--- START OF SOURCE DATA ---

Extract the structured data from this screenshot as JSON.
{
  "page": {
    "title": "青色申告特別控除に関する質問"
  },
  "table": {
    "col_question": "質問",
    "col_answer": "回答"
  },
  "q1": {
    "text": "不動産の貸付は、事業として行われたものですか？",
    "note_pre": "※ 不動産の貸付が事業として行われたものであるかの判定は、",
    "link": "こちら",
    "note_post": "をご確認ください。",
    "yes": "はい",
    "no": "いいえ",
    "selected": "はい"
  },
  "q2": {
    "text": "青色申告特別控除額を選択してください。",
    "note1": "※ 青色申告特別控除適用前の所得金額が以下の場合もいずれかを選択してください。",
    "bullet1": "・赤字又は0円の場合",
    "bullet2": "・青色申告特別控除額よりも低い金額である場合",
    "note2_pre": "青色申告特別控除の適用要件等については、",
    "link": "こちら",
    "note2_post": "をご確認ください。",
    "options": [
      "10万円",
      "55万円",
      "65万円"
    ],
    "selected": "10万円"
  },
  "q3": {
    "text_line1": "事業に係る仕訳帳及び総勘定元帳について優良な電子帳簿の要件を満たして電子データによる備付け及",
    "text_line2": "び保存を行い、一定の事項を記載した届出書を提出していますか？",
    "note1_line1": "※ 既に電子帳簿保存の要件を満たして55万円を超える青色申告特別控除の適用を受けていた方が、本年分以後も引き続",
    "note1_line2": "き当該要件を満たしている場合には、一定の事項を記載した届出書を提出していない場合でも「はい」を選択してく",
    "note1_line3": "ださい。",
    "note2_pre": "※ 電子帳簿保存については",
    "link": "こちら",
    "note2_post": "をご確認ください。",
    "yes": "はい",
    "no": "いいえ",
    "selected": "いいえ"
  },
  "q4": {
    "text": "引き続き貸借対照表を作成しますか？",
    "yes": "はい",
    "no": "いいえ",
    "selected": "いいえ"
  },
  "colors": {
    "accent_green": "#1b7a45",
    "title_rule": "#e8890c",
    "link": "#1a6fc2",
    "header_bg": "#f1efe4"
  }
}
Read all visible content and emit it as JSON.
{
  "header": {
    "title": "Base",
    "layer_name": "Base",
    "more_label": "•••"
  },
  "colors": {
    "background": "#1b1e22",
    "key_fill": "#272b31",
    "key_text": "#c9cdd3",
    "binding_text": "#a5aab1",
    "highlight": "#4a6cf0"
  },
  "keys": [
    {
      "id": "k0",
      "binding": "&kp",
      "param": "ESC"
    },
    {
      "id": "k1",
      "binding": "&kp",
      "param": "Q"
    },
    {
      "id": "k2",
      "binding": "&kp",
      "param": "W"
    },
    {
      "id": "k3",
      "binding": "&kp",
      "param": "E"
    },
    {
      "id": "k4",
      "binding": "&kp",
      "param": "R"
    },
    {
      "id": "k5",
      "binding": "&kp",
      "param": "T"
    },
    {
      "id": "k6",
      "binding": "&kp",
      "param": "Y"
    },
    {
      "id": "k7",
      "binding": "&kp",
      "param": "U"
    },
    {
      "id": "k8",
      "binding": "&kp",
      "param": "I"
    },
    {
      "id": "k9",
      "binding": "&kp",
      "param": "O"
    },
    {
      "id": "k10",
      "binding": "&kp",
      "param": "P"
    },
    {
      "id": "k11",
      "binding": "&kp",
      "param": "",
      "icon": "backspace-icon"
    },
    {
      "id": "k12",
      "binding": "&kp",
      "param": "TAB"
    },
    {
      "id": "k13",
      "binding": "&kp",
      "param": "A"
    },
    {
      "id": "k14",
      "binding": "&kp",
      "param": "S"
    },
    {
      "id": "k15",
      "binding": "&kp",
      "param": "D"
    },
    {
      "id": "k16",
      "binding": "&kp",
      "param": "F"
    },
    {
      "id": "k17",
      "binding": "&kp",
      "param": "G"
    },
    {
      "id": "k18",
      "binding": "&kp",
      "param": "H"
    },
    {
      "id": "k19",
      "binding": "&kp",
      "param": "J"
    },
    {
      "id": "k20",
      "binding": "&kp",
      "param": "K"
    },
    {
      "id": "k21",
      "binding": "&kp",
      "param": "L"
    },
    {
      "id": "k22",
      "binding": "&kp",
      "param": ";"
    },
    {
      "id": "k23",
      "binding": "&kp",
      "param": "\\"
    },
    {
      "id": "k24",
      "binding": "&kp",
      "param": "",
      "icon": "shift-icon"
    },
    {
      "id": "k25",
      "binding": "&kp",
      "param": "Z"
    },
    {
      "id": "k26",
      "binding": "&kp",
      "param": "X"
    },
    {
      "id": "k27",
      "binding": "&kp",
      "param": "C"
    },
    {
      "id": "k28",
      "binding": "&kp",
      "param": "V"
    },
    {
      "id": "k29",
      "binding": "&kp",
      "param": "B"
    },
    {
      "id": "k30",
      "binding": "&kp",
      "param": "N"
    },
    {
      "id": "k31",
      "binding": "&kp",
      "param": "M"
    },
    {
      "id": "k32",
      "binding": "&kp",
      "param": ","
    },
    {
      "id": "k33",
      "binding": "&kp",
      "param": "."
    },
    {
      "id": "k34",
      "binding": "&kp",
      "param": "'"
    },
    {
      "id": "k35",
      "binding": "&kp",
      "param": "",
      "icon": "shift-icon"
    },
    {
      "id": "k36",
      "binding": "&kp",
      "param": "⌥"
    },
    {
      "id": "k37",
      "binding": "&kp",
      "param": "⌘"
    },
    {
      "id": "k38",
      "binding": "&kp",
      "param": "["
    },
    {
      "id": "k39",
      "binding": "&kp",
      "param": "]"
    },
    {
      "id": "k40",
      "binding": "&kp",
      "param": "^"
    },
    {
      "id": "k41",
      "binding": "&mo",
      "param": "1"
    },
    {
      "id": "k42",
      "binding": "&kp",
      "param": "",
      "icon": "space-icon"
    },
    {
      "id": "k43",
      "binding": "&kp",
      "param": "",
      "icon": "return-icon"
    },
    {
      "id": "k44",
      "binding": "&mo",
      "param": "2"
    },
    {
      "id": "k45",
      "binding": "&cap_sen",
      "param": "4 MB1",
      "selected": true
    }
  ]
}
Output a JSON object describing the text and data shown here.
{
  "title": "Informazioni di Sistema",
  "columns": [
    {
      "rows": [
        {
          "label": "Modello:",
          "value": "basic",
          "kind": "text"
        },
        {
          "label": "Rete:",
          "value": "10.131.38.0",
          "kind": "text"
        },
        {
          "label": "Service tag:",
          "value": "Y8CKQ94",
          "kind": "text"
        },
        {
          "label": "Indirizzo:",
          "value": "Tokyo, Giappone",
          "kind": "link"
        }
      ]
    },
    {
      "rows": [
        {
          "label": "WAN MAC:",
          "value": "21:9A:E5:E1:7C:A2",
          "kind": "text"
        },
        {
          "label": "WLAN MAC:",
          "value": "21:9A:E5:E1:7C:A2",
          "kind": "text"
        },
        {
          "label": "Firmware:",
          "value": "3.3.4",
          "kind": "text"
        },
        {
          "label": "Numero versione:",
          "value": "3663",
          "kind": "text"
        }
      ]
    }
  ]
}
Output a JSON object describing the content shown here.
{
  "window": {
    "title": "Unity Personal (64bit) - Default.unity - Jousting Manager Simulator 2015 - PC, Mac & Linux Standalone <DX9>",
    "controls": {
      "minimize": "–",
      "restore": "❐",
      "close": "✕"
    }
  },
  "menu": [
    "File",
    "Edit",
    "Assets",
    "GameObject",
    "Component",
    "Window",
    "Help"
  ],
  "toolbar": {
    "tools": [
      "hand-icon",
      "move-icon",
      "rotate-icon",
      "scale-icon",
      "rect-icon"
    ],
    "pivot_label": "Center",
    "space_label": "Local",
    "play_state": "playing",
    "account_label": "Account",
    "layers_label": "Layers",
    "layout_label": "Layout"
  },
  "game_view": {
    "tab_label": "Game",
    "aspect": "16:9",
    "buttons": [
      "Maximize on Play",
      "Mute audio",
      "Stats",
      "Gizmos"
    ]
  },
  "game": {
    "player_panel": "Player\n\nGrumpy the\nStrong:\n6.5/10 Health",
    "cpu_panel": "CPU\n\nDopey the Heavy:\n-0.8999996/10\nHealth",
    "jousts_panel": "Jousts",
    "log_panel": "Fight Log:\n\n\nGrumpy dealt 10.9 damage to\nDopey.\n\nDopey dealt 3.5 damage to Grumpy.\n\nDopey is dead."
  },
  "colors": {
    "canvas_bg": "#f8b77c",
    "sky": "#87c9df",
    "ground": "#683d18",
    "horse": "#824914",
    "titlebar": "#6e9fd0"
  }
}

--- END OF SOURCE DATA ---

Please list every line of the records that contains "nDopey".

    "cpu_panel": "CPU\n\nDopey the Heavy:\n-0.8999996/10\nHealth",
    "log_panel": "Fight Log:\n\n\nGrumpy dealt 10.9 damage to\nDopey.\n\nDopey dealt 3.5 damage to Grumpy.\n\nDopey is dead."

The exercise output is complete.